_TASK REQUIREMENTS_
Collect all lines from the listing that include the string "leyes".

(Source data)
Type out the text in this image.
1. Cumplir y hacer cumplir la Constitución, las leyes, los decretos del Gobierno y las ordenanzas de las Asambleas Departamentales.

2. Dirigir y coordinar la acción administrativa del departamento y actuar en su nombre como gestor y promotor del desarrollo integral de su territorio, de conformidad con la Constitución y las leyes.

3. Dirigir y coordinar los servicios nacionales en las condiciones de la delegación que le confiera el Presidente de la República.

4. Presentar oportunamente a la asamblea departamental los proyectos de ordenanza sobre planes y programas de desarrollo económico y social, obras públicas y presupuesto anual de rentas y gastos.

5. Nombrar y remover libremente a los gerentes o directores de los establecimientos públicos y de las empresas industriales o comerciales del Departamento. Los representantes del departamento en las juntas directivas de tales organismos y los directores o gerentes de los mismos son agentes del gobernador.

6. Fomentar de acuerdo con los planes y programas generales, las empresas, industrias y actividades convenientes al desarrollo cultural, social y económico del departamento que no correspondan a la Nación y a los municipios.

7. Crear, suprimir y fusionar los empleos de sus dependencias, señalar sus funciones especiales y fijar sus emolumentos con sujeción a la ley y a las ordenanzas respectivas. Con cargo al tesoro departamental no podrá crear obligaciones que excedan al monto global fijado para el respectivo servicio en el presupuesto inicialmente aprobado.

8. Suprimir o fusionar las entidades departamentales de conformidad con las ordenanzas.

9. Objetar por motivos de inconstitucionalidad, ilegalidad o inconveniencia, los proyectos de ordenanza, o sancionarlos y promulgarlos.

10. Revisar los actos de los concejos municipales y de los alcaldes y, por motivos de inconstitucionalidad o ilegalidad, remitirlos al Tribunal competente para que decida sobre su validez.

_RESULT FOR THIS EXERCISE_
1. Cumplir y hacer cumplir la Constitución, las leyes, los decretos del Gobierno y las ordenanzas de las Asambleas Departamentales.
2. Dirigir y coordinar la acción administrativa del departamento y actuar en su nombre como gestor y promotor del desarrollo integral de su territorio, de conformidad con la Constitución y las leyes.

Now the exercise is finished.